• GOAL: Copy the listing verbatim, excluding any images found in it.

— START —

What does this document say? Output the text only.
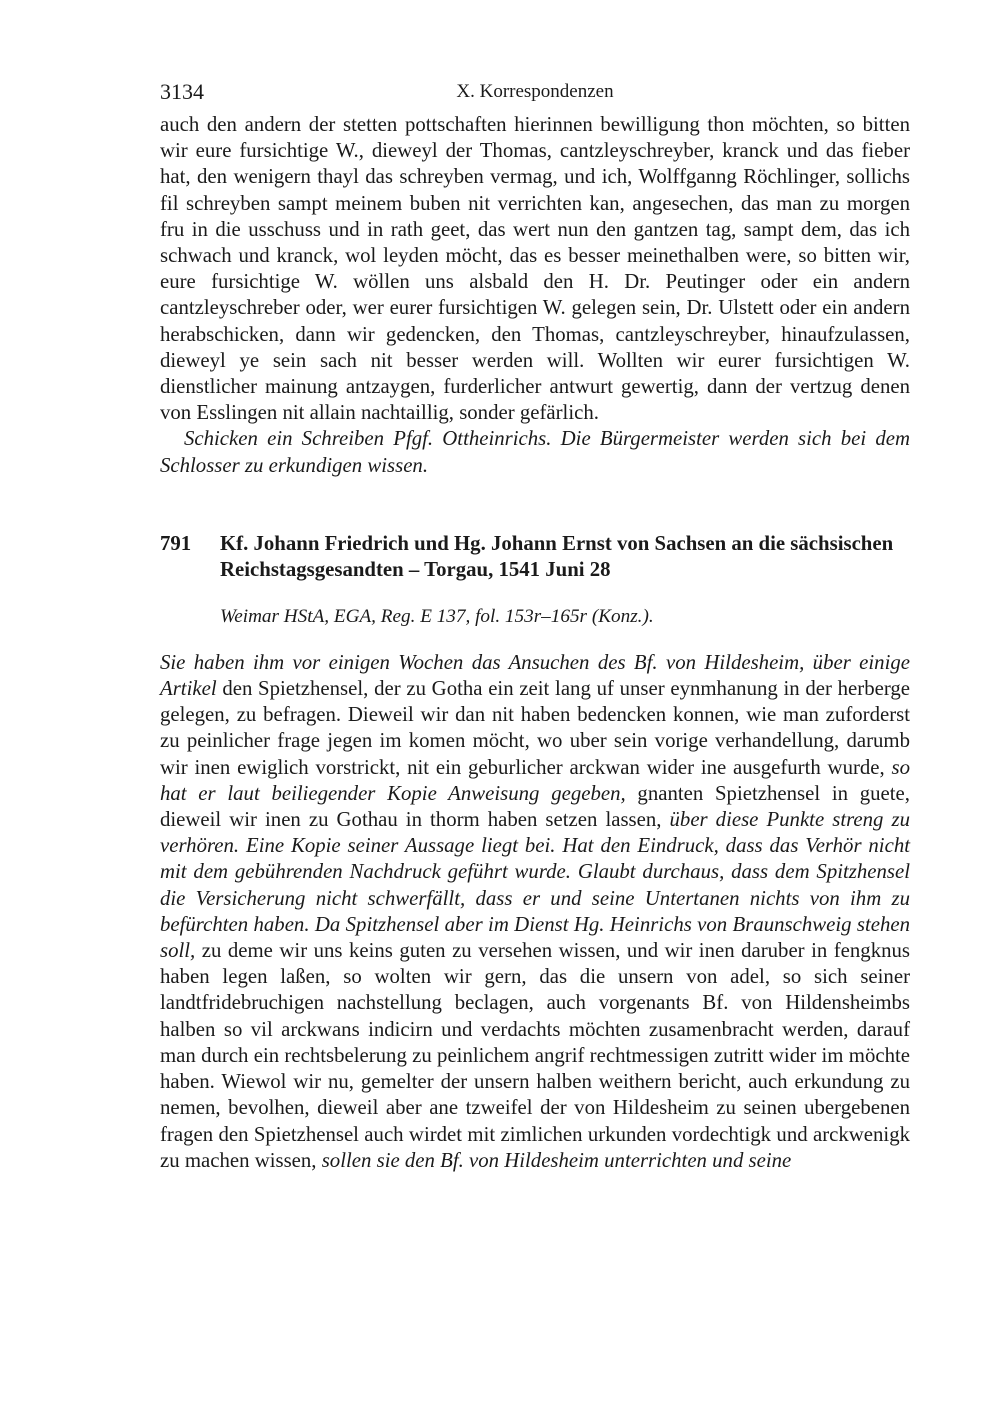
3134	X. Korrespondenzen

auch den andern der stetten pottschaften hierinnen bewilligung thon möchten, so bitten wir eure fursichtige W., dieweyl der Thomas, cantzleyschreyber, kranck und das fieber hat, den wenigern thayl das schreyben vermag, und ich, Wolffganng Röchlinger, sollichs fil schreyben sampt meinem buben nit verrichten kan, angesechen, das man zu morgen fru in die usschuss und in rath geet, das wert nun den gantzen tag, sampt dem, das ich schwach und kranck, wol leyden möcht, das es besser meinethalben were, so bitten wir, eure fursichtige W. wöllen uns alsbald den H. Dr. Peutinger oder ein andern cantzleyschreber oder, wer eurer fursichtigen W. gelegen sein, Dr. Ulstett oder ein andern herabschicken, dann wir gedencken, den Thomas, cantzleyschreyber, hinaufzulassen, dieweyl ye sein sach nit besser werden will. Wollten wir eurer fursichtigen W. dienstlicher mainung antzaygen, furderlicher antwurt gewertig, dann der vertzug denen von Esslingen nit allain nachtaillig, sonder gefärlich.

Schicken ein Schreiben Pfgf. Ottheinrichs. Die Bürgermeister werden sich bei dem Schlosser zu erkundigen wissen.

791 Kf. Johann Friedrich und Hg. Johann Ernst von Sachsen an die sächsischen Reichstagsgesandten – Torgau, 1541 Juni 28
Weimar HStA, EGA, Reg. E 137, fol. 153r–165r (Konz.).

Sie haben ihm vor einigen Wochen das Ansuchen des Bf. von Hildesheim, über einige Artikel den Spietzhensel, der zu Gotha ein zeit lang uf unser eynmhanung in der herberge gelegen, zu befragen. Dieweil wir dan nit haben bedencken konnen, wie man zuforderst zu peinlicher frage jegen im komen möcht, wo uber sein vorige verhandellung, darumb wir inen ewiglich vorstrickt, nit ein geburlicher arckwan wider ine ausgefurth wurde, so hat er laut beiliegender Kopie Anweisung gegeben, gnanten Spietzhensel in guete, dieweil wir inen zu Gothau in thorm haben setzen lassen, über diese Punkte streng zu verhören. Eine Kopie seiner Aussage liegt bei. Hat den Eindruck, dass das Verhör nicht mit dem gebührenden Nachdruck geführt wurde. Glaubt durchaus, dass dem Spitzhensel die Versicherung nicht schwerfällt, dass er und seine Untertanen nichts von ihm zu befürchten haben. Da Spitzhensel aber im Dienst Hg. Heinrichs von Braunschweig stehen soll, zu deme wir uns keins guten zu versehen wissen, und wir inen daruber in fengknus haben legen laßen, so wolten wir gern, das die unsern von adel, so sich seiner landtfridebruchigen nachstellung beclagen, auch vorgenants Bf. von Hildensheimbs halben so vil arckwans indicirn und verdachts möchten zusamenbracht werden, darauf man durch ein rechtsbelerung zu peinlichem angrif rechtmessigen zutritt wider im möchte haben. Wiewol wir nu, gemelter der unsern halben weithern bericht, auch erkundung zu nemen, bevolhen, dieweil aber ane tzweifel der von Hildesheim zu seinen ubergebenen fragen den Spietzhensel auch wirdet mit zimlichen urkunden vordechtigk und arckwenigk zu machen wissen, sollen sie den Bf. von Hildesheim unterrichten und seine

— END —

• ANSWER TO THIS PROBLEM:
What does this document say? Output the text only.
3134	X. Korrespondenzen

auch den andern der stetten pottschaften hierinnen bewilligung thon möchten, so bitten wir eure fursichtige W., dieweyl der Thomas, cantzleyschreyber, kranck und das fieber hat, den wenigern thayl das schreyben vermag, und ich, Wolffganng Röchlinger, sollichs fil schreyben sampt meinem buben nit verrichten kan, angesechen, das man zu morgen fru in die usschuss und in rath geet, das wert nun den gantzen tag, sampt dem, das ich schwach und kranck, wol leyden möcht, das es besser meinethalben were, so bitten wir, eure fursichtige W. wöllen uns alsbald den H. Dr. Peutinger oder ein andern cantzleyschreber oder, wer eurer fursichtigen W. gelegen sein, Dr. Ulstett oder ein andern herabschicken, dann wir gedencken, den Thomas, cantzleyschreyber, hinaufzulassen, dieweyl ye sein sach nit besser werden will. Wollten wir eurer fursichtigen W. dienstlicher mainung antzaygen, furderlicher antwurt gewertig, dann der vertzug denen von Esslingen nit allain nachtaillig, sonder gefärlich.

Schicken ein Schreiben Pfgf. Ottheinrichs. Die Bürgermeister werden sich bei dem Schlosser zu erkundigen wissen.

791 Kf. Johann Friedrich und Hg. Johann Ernst von Sachsen an die sächsischen Reichstagsgesandten – Torgau, 1541 Juni 28
Weimar HStA, EGA, Reg. E 137, fol. 153r–165r (Konz.).

Sie haben ihm vor einigen Wochen das Ansuchen des Bf. von Hildesheim, über einige Artikel den Spietzhensel, der zu Gotha ein zeit lang uf unser eynmhanung in der herberge gelegen, zu befragen. Dieweil wir dan nit haben bedencken konnen, wie man zuforderst zu peinlicher frage jegen im komen möcht, wo uber sein vorige verhandellung, darumb wir inen ewiglich vorstrickt, nit ein geburlicher arckwan wider ine ausgefurth wurde, so hat er laut beiliegender Kopie Anweisung gegeben, gnanten Spietzhensel in guete, dieweil wir inen zu Gothau in thorm haben setzen lassen, über diese Punkte streng zu verhören. Eine Kopie seiner Aussage liegt bei. Hat den Eindruck, dass das Verhör nicht mit dem gebührenden Nachdruck geführt wurde. Glaubt durchaus, dass dem Spitzhensel die Versicherung nicht schwerfällt, dass er und seine Untertanen nichts von ihm zu befürchten haben. Da Spitzhensel aber im Dienst Hg. Heinrichs von Braunschweig stehen soll, zu deme wir uns keins guten zu versehen wissen, und wir inen daruber in fengknus haben legen laßen, so wolten wir gern, das die unsern von adel, so sich seiner landtfridebruchigen nachstellung beclagen, auch vorgenants Bf. von Hildensheimbs halben so vil arckwans indicirn und verdachts möchten zusamenbracht werden, darauf man durch ein rechtsbelerung zu peinlichem angrif rechtmessigen zutritt wider im möchte haben. Wiewol wir nu, gemelter der unsern halben weithern bericht, auch erkundung zu nemen, bevolhen, dieweil aber ane tzweifel der von Hildesheim zu seinen ubergebenen fragen den Spietzhensel auch wirdet mit zimlichen urkunden vordechtigk und arckwenigk zu machen wissen, sollen sie den Bf. von Hildesheim unterrichten und seine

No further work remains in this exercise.